→ **Work required**: Show each line from the listing that includes the word "document".

→ **Listed records**:
* Start *

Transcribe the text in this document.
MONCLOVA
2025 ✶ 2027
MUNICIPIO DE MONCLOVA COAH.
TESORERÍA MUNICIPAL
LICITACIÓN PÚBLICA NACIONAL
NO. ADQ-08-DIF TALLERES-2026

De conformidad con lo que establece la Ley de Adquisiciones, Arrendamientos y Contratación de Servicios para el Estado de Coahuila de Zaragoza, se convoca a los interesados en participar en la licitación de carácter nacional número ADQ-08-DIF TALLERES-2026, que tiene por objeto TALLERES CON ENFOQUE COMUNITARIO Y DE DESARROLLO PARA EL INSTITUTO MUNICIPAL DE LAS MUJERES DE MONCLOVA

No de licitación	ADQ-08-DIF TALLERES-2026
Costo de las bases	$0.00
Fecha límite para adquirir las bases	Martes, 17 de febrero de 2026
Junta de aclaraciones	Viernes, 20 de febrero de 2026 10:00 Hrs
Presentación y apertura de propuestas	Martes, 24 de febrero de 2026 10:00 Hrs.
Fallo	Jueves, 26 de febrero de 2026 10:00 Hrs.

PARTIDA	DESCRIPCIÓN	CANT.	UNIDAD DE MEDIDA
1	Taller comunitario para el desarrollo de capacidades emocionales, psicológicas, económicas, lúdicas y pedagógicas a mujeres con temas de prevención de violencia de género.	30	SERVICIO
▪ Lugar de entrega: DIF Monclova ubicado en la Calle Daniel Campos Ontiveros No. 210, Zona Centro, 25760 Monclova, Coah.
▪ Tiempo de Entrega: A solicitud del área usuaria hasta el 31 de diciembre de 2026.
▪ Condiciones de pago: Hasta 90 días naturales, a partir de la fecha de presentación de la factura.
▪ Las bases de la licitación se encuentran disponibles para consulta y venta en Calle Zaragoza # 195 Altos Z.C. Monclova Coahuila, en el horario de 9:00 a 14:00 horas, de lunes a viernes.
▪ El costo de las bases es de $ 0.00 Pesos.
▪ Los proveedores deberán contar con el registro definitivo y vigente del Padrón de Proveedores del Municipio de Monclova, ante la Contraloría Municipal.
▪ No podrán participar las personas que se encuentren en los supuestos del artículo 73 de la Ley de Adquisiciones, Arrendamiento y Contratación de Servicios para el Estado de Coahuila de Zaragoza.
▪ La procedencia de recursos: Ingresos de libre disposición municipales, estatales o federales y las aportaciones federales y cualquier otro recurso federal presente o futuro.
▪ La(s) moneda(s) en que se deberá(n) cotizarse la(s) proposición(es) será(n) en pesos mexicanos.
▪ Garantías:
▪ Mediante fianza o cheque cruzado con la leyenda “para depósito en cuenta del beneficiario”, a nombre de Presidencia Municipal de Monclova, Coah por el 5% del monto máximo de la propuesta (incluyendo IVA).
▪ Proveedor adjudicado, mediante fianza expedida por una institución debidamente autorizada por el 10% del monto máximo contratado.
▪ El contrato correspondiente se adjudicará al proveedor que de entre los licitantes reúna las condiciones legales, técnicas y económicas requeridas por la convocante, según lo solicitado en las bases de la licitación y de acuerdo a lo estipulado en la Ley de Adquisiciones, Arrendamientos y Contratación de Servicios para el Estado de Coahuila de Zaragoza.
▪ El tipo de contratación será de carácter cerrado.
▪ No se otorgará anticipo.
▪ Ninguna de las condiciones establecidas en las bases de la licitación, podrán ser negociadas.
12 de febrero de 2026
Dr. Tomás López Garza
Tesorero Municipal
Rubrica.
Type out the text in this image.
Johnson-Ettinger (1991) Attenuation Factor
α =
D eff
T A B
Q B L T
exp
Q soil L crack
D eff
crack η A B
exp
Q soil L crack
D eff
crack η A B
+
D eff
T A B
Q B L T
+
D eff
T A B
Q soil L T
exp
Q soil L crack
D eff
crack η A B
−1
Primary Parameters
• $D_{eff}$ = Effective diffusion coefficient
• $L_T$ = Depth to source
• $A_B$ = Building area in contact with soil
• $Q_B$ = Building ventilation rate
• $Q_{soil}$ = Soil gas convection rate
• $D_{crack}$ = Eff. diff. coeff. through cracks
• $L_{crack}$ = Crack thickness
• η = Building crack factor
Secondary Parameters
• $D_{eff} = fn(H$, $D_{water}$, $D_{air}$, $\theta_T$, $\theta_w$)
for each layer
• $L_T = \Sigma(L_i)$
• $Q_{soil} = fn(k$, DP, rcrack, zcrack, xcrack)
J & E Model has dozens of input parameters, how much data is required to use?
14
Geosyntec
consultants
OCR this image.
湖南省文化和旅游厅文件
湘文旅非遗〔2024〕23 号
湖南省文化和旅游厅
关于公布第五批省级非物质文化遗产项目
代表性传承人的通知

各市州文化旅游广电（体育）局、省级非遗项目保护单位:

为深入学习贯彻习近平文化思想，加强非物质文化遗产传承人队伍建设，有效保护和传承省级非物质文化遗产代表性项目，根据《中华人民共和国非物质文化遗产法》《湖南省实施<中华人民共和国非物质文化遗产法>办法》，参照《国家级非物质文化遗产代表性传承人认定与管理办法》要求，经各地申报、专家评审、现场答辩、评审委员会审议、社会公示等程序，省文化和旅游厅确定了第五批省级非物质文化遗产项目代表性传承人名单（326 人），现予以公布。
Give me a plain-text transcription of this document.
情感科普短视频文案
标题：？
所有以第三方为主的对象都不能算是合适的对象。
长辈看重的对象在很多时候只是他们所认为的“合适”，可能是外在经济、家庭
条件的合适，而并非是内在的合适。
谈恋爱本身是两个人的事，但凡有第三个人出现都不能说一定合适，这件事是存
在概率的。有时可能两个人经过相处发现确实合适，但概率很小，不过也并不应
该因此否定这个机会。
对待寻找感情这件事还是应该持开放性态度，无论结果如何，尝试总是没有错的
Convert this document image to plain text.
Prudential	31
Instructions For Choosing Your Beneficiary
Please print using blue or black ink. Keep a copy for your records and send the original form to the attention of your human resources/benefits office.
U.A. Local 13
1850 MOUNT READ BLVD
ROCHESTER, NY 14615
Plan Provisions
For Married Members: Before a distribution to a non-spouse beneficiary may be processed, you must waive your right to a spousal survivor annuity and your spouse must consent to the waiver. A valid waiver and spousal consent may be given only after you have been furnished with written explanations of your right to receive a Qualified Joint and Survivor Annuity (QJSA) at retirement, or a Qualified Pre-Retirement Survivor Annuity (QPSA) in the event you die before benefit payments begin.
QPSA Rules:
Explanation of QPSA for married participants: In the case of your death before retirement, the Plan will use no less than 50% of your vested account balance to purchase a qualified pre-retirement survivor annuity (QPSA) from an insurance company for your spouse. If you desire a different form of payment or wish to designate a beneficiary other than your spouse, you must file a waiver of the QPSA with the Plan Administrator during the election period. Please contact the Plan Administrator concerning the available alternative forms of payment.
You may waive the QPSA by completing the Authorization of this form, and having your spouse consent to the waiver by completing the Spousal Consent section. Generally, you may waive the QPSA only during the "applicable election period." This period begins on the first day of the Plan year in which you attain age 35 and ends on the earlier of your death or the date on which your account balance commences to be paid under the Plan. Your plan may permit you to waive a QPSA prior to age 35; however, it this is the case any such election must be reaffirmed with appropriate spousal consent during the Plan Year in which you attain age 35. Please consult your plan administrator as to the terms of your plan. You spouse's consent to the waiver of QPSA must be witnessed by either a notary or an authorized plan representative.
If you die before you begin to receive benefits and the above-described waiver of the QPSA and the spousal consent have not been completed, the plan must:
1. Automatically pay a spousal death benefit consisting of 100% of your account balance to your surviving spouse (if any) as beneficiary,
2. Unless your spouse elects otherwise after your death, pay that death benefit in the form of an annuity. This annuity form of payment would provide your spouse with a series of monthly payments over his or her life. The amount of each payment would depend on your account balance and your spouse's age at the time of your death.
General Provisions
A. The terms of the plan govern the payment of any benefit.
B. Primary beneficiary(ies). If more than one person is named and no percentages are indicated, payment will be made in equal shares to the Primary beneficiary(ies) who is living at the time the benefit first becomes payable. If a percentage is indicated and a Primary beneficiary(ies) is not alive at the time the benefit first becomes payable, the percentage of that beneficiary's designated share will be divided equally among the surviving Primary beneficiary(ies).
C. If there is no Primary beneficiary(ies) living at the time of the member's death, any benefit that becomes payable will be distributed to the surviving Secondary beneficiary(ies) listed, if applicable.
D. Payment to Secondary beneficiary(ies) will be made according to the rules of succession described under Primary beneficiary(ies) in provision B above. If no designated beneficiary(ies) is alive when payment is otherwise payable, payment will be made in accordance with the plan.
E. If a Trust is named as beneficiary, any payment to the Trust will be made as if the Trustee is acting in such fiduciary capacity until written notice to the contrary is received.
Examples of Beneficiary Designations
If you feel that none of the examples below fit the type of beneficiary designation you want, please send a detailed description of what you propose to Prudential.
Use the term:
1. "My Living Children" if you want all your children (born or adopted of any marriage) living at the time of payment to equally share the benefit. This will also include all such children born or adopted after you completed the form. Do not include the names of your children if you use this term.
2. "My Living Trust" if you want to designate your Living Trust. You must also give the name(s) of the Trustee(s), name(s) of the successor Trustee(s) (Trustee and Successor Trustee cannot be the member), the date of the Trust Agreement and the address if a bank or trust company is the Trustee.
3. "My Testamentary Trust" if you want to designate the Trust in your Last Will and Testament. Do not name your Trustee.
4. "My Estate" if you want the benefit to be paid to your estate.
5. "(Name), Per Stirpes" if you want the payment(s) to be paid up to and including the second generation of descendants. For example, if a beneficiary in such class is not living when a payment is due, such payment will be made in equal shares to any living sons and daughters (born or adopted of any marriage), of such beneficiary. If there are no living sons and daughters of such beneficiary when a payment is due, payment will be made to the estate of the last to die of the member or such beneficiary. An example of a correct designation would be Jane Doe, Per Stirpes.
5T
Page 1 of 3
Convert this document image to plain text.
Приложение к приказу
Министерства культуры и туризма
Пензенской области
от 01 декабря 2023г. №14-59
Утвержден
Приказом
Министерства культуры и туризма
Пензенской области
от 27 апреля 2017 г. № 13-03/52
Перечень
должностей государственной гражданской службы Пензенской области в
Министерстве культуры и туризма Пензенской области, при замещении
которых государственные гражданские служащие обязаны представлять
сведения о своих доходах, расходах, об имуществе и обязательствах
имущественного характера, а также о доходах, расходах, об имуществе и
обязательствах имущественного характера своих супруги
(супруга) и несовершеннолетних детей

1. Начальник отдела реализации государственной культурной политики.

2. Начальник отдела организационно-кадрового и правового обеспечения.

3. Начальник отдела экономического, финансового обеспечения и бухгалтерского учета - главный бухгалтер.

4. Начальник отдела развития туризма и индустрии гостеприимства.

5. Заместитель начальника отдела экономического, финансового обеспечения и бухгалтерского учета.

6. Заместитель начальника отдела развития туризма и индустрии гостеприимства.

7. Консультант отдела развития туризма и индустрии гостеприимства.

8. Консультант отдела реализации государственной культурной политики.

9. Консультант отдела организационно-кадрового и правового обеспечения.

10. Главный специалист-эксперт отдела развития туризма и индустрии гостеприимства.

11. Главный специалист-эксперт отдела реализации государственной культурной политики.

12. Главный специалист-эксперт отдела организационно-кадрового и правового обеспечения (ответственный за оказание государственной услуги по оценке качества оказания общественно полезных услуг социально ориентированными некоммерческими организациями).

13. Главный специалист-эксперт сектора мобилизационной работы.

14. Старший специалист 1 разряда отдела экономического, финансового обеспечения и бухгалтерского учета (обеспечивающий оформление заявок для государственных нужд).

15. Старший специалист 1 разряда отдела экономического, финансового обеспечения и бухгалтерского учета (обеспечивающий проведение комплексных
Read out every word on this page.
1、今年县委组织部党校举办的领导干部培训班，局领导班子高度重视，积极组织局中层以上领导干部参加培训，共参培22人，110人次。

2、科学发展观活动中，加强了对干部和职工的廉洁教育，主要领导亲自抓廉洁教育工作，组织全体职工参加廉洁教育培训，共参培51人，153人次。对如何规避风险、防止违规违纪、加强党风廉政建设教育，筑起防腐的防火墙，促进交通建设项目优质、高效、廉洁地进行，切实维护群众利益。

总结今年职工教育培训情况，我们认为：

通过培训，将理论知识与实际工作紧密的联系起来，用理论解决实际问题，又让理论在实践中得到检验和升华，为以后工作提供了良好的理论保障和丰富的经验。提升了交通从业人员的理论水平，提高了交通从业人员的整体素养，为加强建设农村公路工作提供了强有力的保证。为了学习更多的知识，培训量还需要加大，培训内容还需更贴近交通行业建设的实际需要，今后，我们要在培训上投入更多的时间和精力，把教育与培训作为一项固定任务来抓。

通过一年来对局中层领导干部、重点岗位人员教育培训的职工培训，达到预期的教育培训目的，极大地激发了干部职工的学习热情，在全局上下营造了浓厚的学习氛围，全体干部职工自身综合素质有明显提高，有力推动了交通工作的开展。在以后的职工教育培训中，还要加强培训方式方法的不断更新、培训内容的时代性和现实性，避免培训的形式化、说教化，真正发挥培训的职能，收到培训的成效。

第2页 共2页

* End *

→ **Response**:
Transcribe the text in this document.
Give me a plain-text transcription of this document.
Convert this document image to plain text.
Convert this document image to plain text.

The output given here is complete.